The task: The material below should be written out in full and exactly; pictures stay out of the copy.

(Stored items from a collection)

☆ ☆ ☆ ☆

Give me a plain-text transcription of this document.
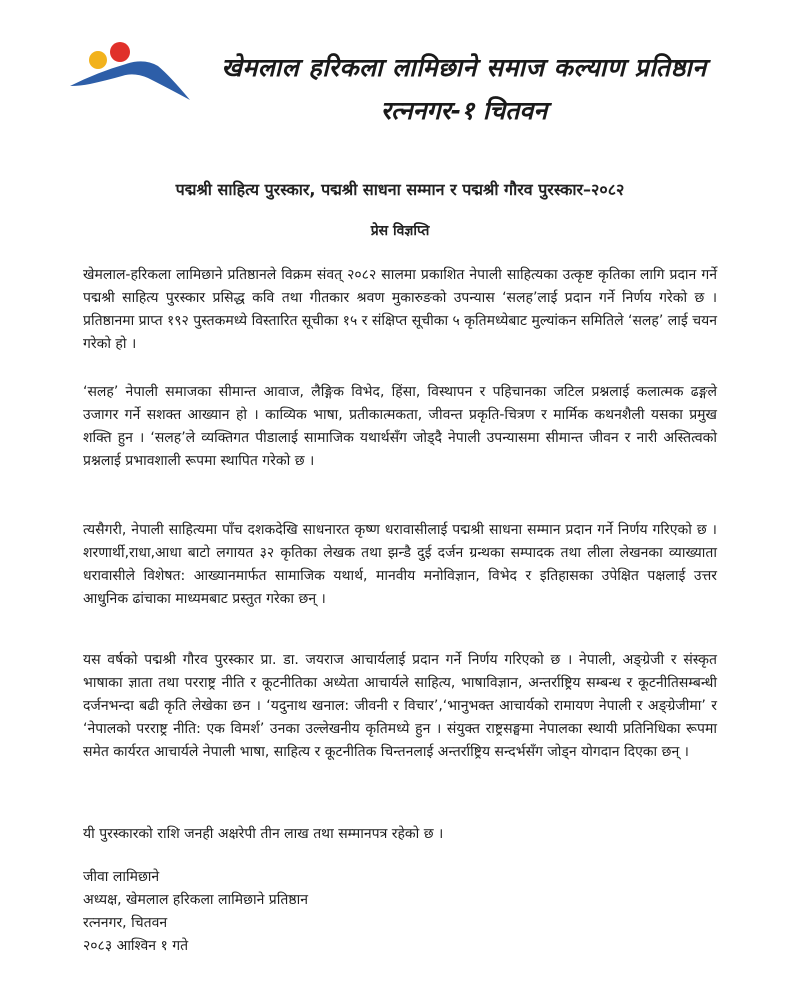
खेमलाल हरिकला लामिछाने समाज कल्याण प्रतिष्ठान
रत्ननगर-१ चितवन
पद्मश्री साहित्य पुरस्कार, पद्मश्री साधना सम्मान र पद्मश्री गौरव पुरस्कार–२०८२
प्रेस विज्ञप्ति
खेमलाल-हरिकला लामिछाने प्रतिष्ठानले विक्रम संवत् २०८२ सालमा प्रकाशित नेपाली साहित्यका उत्कृष्ट कृतिका लागि प्रदान गर्ने पद्मश्री साहित्य पुरस्कार प्रसिद्ध कवि तथा गीतकार श्रवण मुकारुङको उपन्यास ‘सलह’लाई प्रदान गर्ने निर्णय गरेको छ । प्रतिष्ठानमा प्राप्त १९२ पुस्तकमध्ये विस्तारित सूचीका १५ र संक्षिप्त सूचीका ५ कृतिमध्येबाट मुल्यांकन समितिले ‘सलह’ लाई चयन गरेको हो ।
‘सलह’ नेपाली समाजका सीमान्त आवाज, लैङ्गिक विभेद, हिंसा, विस्थापन र पहिचानका जटिल प्रश्नलाई कलात्मक ढङ्गले उजागर गर्ने सशक्त आख्यान हो । काव्यिक भाषा, प्रतीकात्मकता, जीवन्त प्रकृति-चित्रण र मार्मिक कथनशैली यसका प्रमुख शक्ति हुन । ‘सलह’ले व्यक्तिगत पीडालाई सामाजिक यथार्थसँग जोड्दै नेपाली उपन्यासमा सीमान्त जीवन र नारी अस्तित्वको प्रश्नलाई प्रभावशाली रूपमा स्थापित गरेको छ ।
त्यसैगरी, नेपाली साहित्यमा पाँच दशकदेखि साधनारत कृष्ण धरावासीलाई पद्मश्री साधना सम्मान प्रदान गर्ने निर्णय गरिएको छ । शरणार्थी,राधा,आधा बाटो लगायत ३२ कृतिका लेखक तथा झन्डै दुई दर्जन ग्रन्थका सम्पादक तथा लीला लेखनका व्याख्याता धरावासीले विशेषत: आख्यानमार्फत सामाजिक यथार्थ, मानवीय मनोविज्ञान, विभेद र इतिहासका उपेक्षित पक्षलाई उत्तर आधुनिक ढांचाका माध्यमबाट प्रस्तुत गरेका छन् ।
यस वर्षको पद्मश्री गौरव पुरस्कार प्रा. डा. जयराज आचार्यलाई प्रदान गर्ने निर्णय गरिएको छ । नेपाली, अङ्ग्रेजी र संस्कृत भाषाका ज्ञाता तथा परराष्ट्र नीति र कूटनीतिका अध्येता आचार्यले साहित्य, भाषाविज्ञान, अन्तर्राष्ट्रिय सम्बन्ध र कूटनीतिसम्बन्धी दर्जनभन्दा बढी कृति लेखेका छन । ‘यदुनाथ खनाल: जीवनी र विचार’,‘भानुभक्त आचार्यको रामायण नेपाली र अङ्ग्रेजीमा’ र ‘नेपालको परराष्ट्र नीति: एक विमर्श’ उनका उल्लेखनीय कृतिमध्ये हुन । संयुक्त राष्ट्रसङ्घमा नेपालका स्थायी प्रतिनिधिका रूपमा समेत कार्यरत आचार्यले नेपाली भाषा, साहित्य र कूटनीतिक चिन्तनलाई अन्तर्राष्ट्रिय सन्दर्भसँग जोड्न योगदान दिएका छन् ।
यी पुरस्कारको राशि जनही अक्षरेपी तीन लाख तथा सम्मानपत्र रहेको छ ।
जीवा लामिछाने
अध्यक्ष, खेमलाल हरिकला लामिछाने प्रतिष्ठान
रत्ननगर, चितवन
२०८३ आश्विन १ गते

☆ ☆ ☆ ☆

Response to the task:
Give me a plain-text transcription of this document.
खेमलाल हरिकला लामिछाने समाज कल्याण प्रतिष्ठान
रत्ननगर-१ चितवन
पद्मश्री साहित्य पुरस्कार, पद्मश्री साधना सम्मान र पद्मश्री गौरव पुरस्कार–२०८२
प्रेस विज्ञप्ति
खेमलाल-हरिकला लामिछाने प्रतिष्ठानले विक्रम संवत् २०८२ सालमा प्रकाशित नेपाली साहित्यका उत्कृष्ट कृतिका लागि प्रदान गर्ने पद्मश्री साहित्य पुरस्कार प्रसिद्ध कवि तथा गीतकार श्रवण मुकारुङको उपन्यास ‘सलह’लाई प्रदान गर्ने निर्णय गरेको छ । प्रतिष्ठानमा प्राप्त १९२ पुस्तकमध्ये विस्तारित सूचीका १५ र संक्षिप्त सूचीका ५ कृतिमध्येबाट मुल्यांकन समितिले ‘सलह’ लाई चयन गरेको हो ।
‘सलह’ नेपाली समाजका सीमान्त आवाज, लैङ्गिक विभेद, हिंसा, विस्थापन र पहिचानका जटिल प्रश्नलाई कलात्मक ढङ्गले उजागर गर्ने सशक्त आख्यान हो । काव्यिक भाषा, प्रतीकात्मकता, जीवन्त प्रकृति-चित्रण र मार्मिक कथनशैली यसका प्रमुख शक्ति हुन । ‘सलह’ले व्यक्तिगत पीडालाई सामाजिक यथार्थसँग जोड्दै नेपाली उपन्यासमा सीमान्त जीवन र नारी अस्तित्वको प्रश्नलाई प्रभावशाली रूपमा स्थापित गरेको छ ।
त्यसैगरी, नेपाली साहित्यमा पाँच दशकदेखि साधनारत कृष्ण धरावासीलाई पद्मश्री साधना सम्मान प्रदान गर्ने निर्णय गरिएको छ । शरणार्थी,राधा,आधा बाटो लगायत ३२ कृतिका लेखक तथा झन्डै दुई दर्जन ग्रन्थका सम्पादक तथा लीला लेखनका व्याख्याता धरावासीले विशेषत: आख्यानमार्फत सामाजिक यथार्थ, मानवीय मनोविज्ञान, विभेद र इतिहासका उपेक्षित पक्षलाई उत्तर आधुनिक ढांचाका माध्यमबाट प्रस्तुत गरेका छन् ।
यस वर्षको पद्मश्री गौरव पुरस्कार प्रा. डा. जयराज आचार्यलाई प्रदान गर्ने निर्णय गरिएको छ । नेपाली, अङ्ग्रेजी र संस्कृत भाषाका ज्ञाता तथा परराष्ट्र नीति र कूटनीतिका अध्येता आचार्यले साहित्य, भाषाविज्ञान, अन्तर्राष्ट्रिय सम्बन्ध र कूटनीतिसम्बन्धी दर्जनभन्दा बढी कृति लेखेका छन । ‘यदुनाथ खनाल: जीवनी र विचार’,‘भानुभक्त आचार्यको रामायण नेपाली र अङ्ग्रेजीमा’ र ‘नेपालको परराष्ट्र नीति: एक विमर्श’ उनका उल्लेखनीय कृतिमध्ये हुन । संयुक्त राष्ट्रसङ्घमा नेपालका स्थायी प्रतिनिधिका रूपमा समेत कार्यरत आचार्यले नेपाली भाषा, साहित्य र कूटनीतिक चिन्तनलाई अन्तर्राष्ट्रिय सन्दर्भसँग जोड्न योगदान दिएका छन् ।
यी पुरस्कारको राशि जनही अक्षरेपी तीन लाख तथा सम्मानपत्र रहेको छ ।
जीवा लामिछाने
अध्यक्ष, खेमलाल हरिकला लामिछाने प्रतिष्ठान
रत्ननगर, चितवन
२०८३ आश्विन १ गते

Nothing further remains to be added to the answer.